*PROBLEM DESCRIPTION*.
Please list all lines of the material below in which the string "frequency" occurs.

*** AVAILABLE RECORDS ***

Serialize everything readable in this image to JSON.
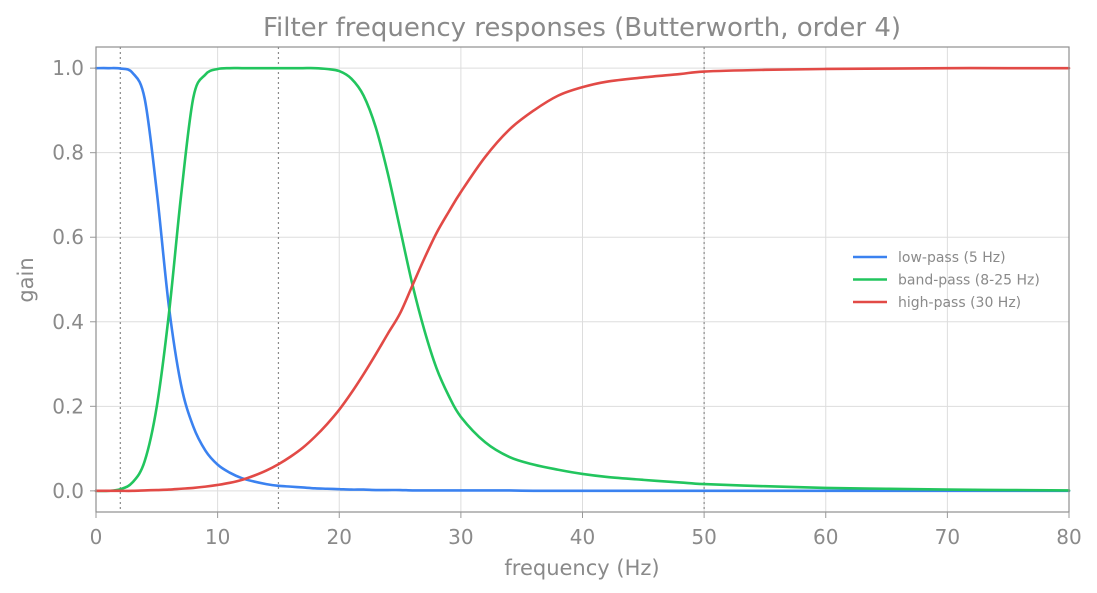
{
  "chart_data": {
    "type": "line",
    "title": "Filter frequency responses (Butterworth, order 4)",
    "xlabel": "frequency (Hz)",
    "ylabel": "gain",
    "xlim": [
      0,
      80
    ],
    "ylim": [
      -0.05,
      1.05
    ],
    "x_ticks": [
      0,
      10,
      20,
      30,
      40,
      50,
      60,
      70,
      80
    ],
    "y_ticks": [
      0.0,
      0.2,
      0.4,
      0.6,
      0.8,
      1.0
    ],
    "x_tick_labels": [
      "0",
      "10",
      "20",
      "30",
      "40",
      "50",
      "60",
      "70",
      "80"
    ],
    "y_tick_labels": [
      "0.0",
      "0.2",
      "0.4",
      "0.6",
      "0.8",
      "1.0"
    ],
    "grid": true,
    "legend_position": "right",
    "vertical_markers": [
      2,
      15,
      50
    ],
    "x": [
      0,
      1,
      2,
      3,
      4,
      5,
      6,
      7,
      8,
      9,
      10,
      11,
      12,
      13,
      14,
      15,
      16,
      17,
      18,
      19,
      20,
      21,
      22,
      23,
      24,
      25,
      26,
      27,
      28,
      29,
      30,
      32,
      34,
      36,
      38,
      40,
      42,
      45,
      48,
      50,
      55,
      60,
      65,
      70,
      75,
      80
    ],
    "series": [
      {
        "name": "low-pass (5 Hz)",
        "color": "#3b82f0",
        "values": [
          1.0,
          1.0,
          0.999,
          0.989,
          0.928,
          0.707,
          0.435,
          0.25,
          0.152,
          0.095,
          0.062,
          0.043,
          0.03,
          0.022,
          0.016,
          0.012,
          0.01,
          0.008,
          0.006,
          0.005,
          0.004,
          0.003,
          0.003,
          0.002,
          0.002,
          0.002,
          0.001,
          0.001,
          0.001,
          0.001,
          0.001,
          0.001,
          0.001,
          0.0,
          0.0,
          0.0,
          0.0,
          0.0,
          0.0,
          0.0,
          0.0,
          0.0,
          0.0,
          0.0,
          0.0,
          0.0
        ]
      },
      {
        "name": "band-pass (8-25 Hz)",
        "color": "#22c55e",
        "values": [
          0.0,
          0.0,
          0.004,
          0.02,
          0.07,
          0.2,
          0.42,
          0.7,
          0.93,
          0.985,
          0.998,
          1.0,
          1.0,
          1.0,
          1.0,
          1.0,
          1.0,
          1.0,
          1.0,
          0.998,
          0.993,
          0.975,
          0.935,
          0.86,
          0.75,
          0.62,
          0.49,
          0.38,
          0.29,
          0.225,
          0.175,
          0.115,
          0.08,
          0.062,
          0.05,
          0.04,
          0.033,
          0.026,
          0.02,
          0.016,
          0.011,
          0.007,
          0.005,
          0.003,
          0.002,
          0.001
        ]
      },
      {
        "name": "high-pass (30 Hz)",
        "color": "#e24a46",
        "values": [
          0.0,
          0.0,
          0.0,
          0.0,
          0.001,
          0.002,
          0.003,
          0.005,
          0.007,
          0.01,
          0.014,
          0.019,
          0.026,
          0.036,
          0.048,
          0.063,
          0.081,
          0.102,
          0.128,
          0.158,
          0.192,
          0.232,
          0.276,
          0.323,
          0.372,
          0.42,
          0.485,
          0.55,
          0.61,
          0.66,
          0.707,
          0.79,
          0.855,
          0.9,
          0.935,
          0.955,
          0.968,
          0.978,
          0.986,
          0.992,
          0.996,
          0.998,
          0.999,
          1.0,
          1.0,
          1.0
        ]
      }
    ]
  }
}
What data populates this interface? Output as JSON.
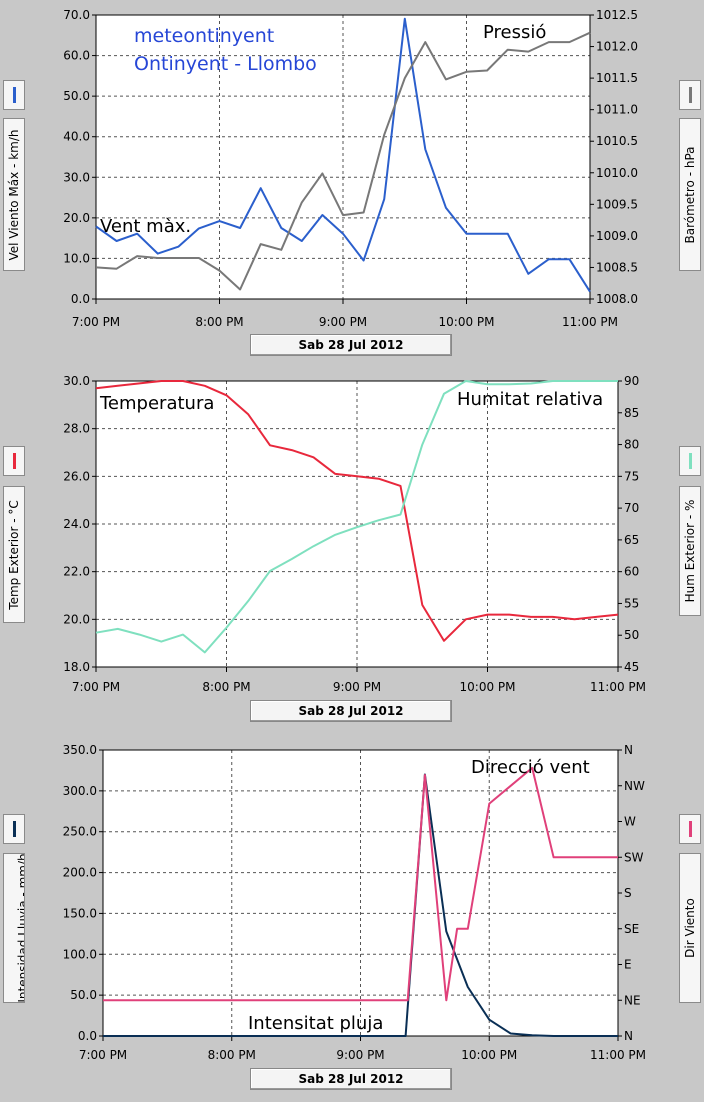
{
  "chart_data": [
    {
      "type": "line",
      "date_label": "Sab 28 Jul 2012",
      "annotations": {
        "station": "meteontinyent",
        "place": "Ontinyent - Llombo",
        "left_series": "Vent màx.",
        "right_series": "Pressió"
      },
      "left_axis": {
        "label": "Vel Viento Máx - km/h",
        "ticks": [
          "0.0",
          "10.0",
          "20.0",
          "30.0",
          "40.0",
          "50.0",
          "60.0",
          "70.0"
        ],
        "min": 0,
        "max": 70
      },
      "right_axis": {
        "label": "Barómetro - hPa",
        "ticks": [
          "1008.0",
          "1008.5",
          "1009.0",
          "1009.5",
          "1010.0",
          "1010.5",
          "1011.0",
          "1011.5",
          "1012.0",
          "1012.5"
        ],
        "min": 1008.0,
        "max": 1012.5
      },
      "x_ticks": [
        "7:00 PM",
        "8:00 PM",
        "9:00 PM",
        "10:00 PM",
        "11:00 PM"
      ],
      "x_range": [
        0,
        240
      ],
      "series": [
        {
          "axis": "left",
          "color": "#2b5fcc",
          "x": [
            0,
            10,
            20,
            30,
            40,
            50,
            60,
            70,
            80,
            90,
            100,
            110,
            120,
            130,
            140,
            150,
            160,
            170,
            180,
            190,
            200,
            210,
            220,
            230,
            240
          ],
          "values": [
            17.9,
            14.3,
            16.1,
            11.2,
            12.9,
            17.4,
            19.2,
            17.5,
            27.3,
            17.5,
            14.3,
            20.7,
            16.1,
            9.5,
            24.6,
            69.1,
            36.9,
            22.5,
            16.1,
            16.1,
            16.1,
            6.2,
            9.8,
            9.8,
            1.8
          ]
        },
        {
          "axis": "right",
          "color": "#787878",
          "x": [
            0,
            10,
            20,
            30,
            40,
            50,
            60,
            70,
            80,
            90,
            100,
            110,
            120,
            130,
            140,
            150,
            160,
            170,
            180,
            190,
            200,
            210,
            220,
            230,
            240
          ],
          "values": [
            1008.5,
            1008.48,
            1008.68,
            1008.65,
            1008.65,
            1008.65,
            1008.45,
            1008.15,
            1008.87,
            1008.78,
            1009.53,
            1009.99,
            1009.33,
            1009.37,
            1010.6,
            1011.5,
            1012.07,
            1011.48,
            1011.6,
            1011.62,
            1011.95,
            1011.92,
            1012.07,
            1012.07,
            1012.22
          ]
        }
      ]
    },
    {
      "type": "line",
      "date_label": "Sab 28 Jul 2012",
      "annotations": {
        "left_series": "Temperatura",
        "right_series": "Humitat relativa"
      },
      "left_axis": {
        "label": "Temp Exterior - °C",
        "ticks": [
          "18.0",
          "20.0",
          "22.0",
          "24.0",
          "26.0",
          "28.0",
          "30.0"
        ],
        "min": 18,
        "max": 30
      },
      "right_axis": {
        "label": "Hum Exterior - %",
        "ticks": [
          "45",
          "50",
          "55",
          "60",
          "65",
          "70",
          "75",
          "80",
          "85",
          "90"
        ],
        "min": 45,
        "max": 90
      },
      "x_ticks": [
        "7:00 PM",
        "8:00 PM",
        "9:00 PM",
        "10:00 PM",
        "11:00 PM"
      ],
      "x_range": [
        0,
        240
      ],
      "series": [
        {
          "axis": "left",
          "color": "#e8283c",
          "x": [
            0,
            10,
            20,
            30,
            40,
            50,
            60,
            70,
            80,
            90,
            100,
            110,
            120,
            130,
            140,
            150,
            160,
            170,
            180,
            190,
            200,
            210,
            220,
            230,
            240
          ],
          "values": [
            29.7,
            29.8,
            29.9,
            30.0,
            30.0,
            29.8,
            29.4,
            28.6,
            27.3,
            27.1,
            26.8,
            26.1,
            26.0,
            25.9,
            25.6,
            20.6,
            19.1,
            20.0,
            20.2,
            20.2,
            20.1,
            20.1,
            20.0,
            20.1,
            20.2
          ]
        },
        {
          "axis": "right",
          "color": "#7fe0bf",
          "x": [
            0,
            10,
            20,
            30,
            40,
            50,
            60,
            70,
            80,
            90,
            100,
            110,
            120,
            130,
            140,
            150,
            160,
            170,
            180,
            190,
            200,
            210,
            220,
            230,
            240
          ],
          "values": [
            50.4,
            51.0,
            50.1,
            49.0,
            50.1,
            47.3,
            51.2,
            55.4,
            60.1,
            62.0,
            64.0,
            65.8,
            67.0,
            68.1,
            69.0,
            80.0,
            88.0,
            90.0,
            89.5,
            89.5,
            89.6,
            90.0,
            90.0,
            90.0,
            90.0
          ]
        }
      ]
    },
    {
      "type": "line",
      "date_label": "Sab 28 Jul 2012",
      "annotations": {
        "left_series": "Intensitat pluja",
        "right_series": "Direcció vent"
      },
      "left_axis": {
        "label": "Intensidad Lluvia - mm/h",
        "ticks": [
          "0.0",
          "50.0",
          "100.0",
          "150.0",
          "200.0",
          "250.0",
          "300.0",
          "350.0"
        ],
        "min": 0,
        "max": 350
      },
      "right_axis": {
        "label": "Dir Viento",
        "ticks": [
          "N",
          "NE",
          "E",
          "SE",
          "S",
          "SW",
          "W",
          "NW",
          "N"
        ],
        "min": 0,
        "max": 8
      },
      "x_ticks": [
        "7:00 PM",
        "8:00 PM",
        "9:00 PM",
        "10:00 PM",
        "11:00 PM"
      ],
      "x_range": [
        0,
        240
      ],
      "series": [
        {
          "axis": "left",
          "color": "#0a2f55",
          "x": [
            0,
            141,
            150,
            160,
            170,
            180,
            190,
            200,
            210,
            220,
            230,
            240
          ],
          "values": [
            0,
            0,
            320,
            128,
            60,
            20,
            3,
            1,
            0,
            0,
            0,
            0
          ]
        },
        {
          "axis": "right",
          "color": "#e0407a",
          "x": [
            0,
            142,
            150,
            160,
            165,
            170,
            180,
            190,
            200,
            210,
            220,
            230,
            240
          ],
          "values": [
            1.0,
            1.0,
            7.3,
            1.0,
            3.0,
            3.0,
            6.5,
            7.0,
            7.5,
            5.0,
            5.0,
            5.0,
            5.0
          ]
        }
      ]
    }
  ]
}
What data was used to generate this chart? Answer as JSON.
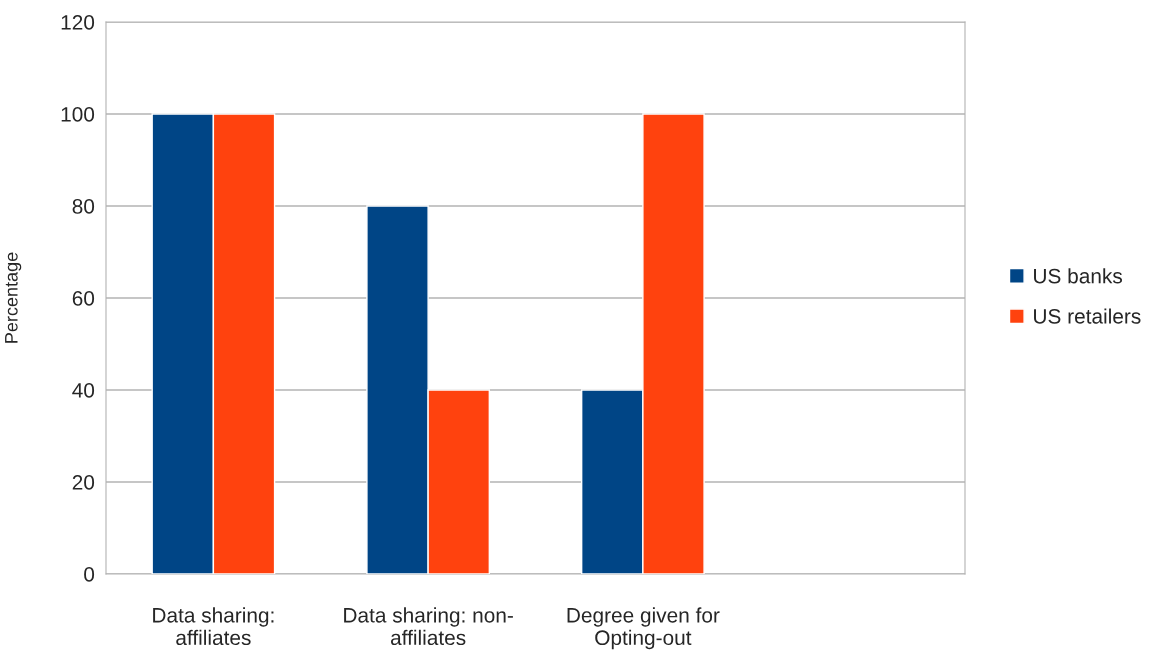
{
  "chart_data": {
    "type": "bar",
    "ylabel": "Percentage",
    "categories": [
      "Data sharing:\naffiliates",
      "Data sharing: non-\naffiliates",
      "Degree given for\nOpting-out",
      null
    ],
    "series": [
      {
        "name": "US banks",
        "color": "#004586",
        "values": [
          100,
          80,
          40,
          null
        ]
      },
      {
        "name": "US retailers",
        "color": "#ff420e",
        "values": [
          100,
          40,
          100,
          null
        ]
      }
    ],
    "ylim": [
      0,
      120
    ],
    "yticks": [
      0,
      20,
      40,
      60,
      80,
      100,
      120
    ],
    "grid": "y",
    "legend": "right"
  }
}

***

*SOLUTION TO THIS TASK*.
    "title": "Filter frequency responses (Butterworth, order 4)",
    "xlabel": "frequency (Hz)",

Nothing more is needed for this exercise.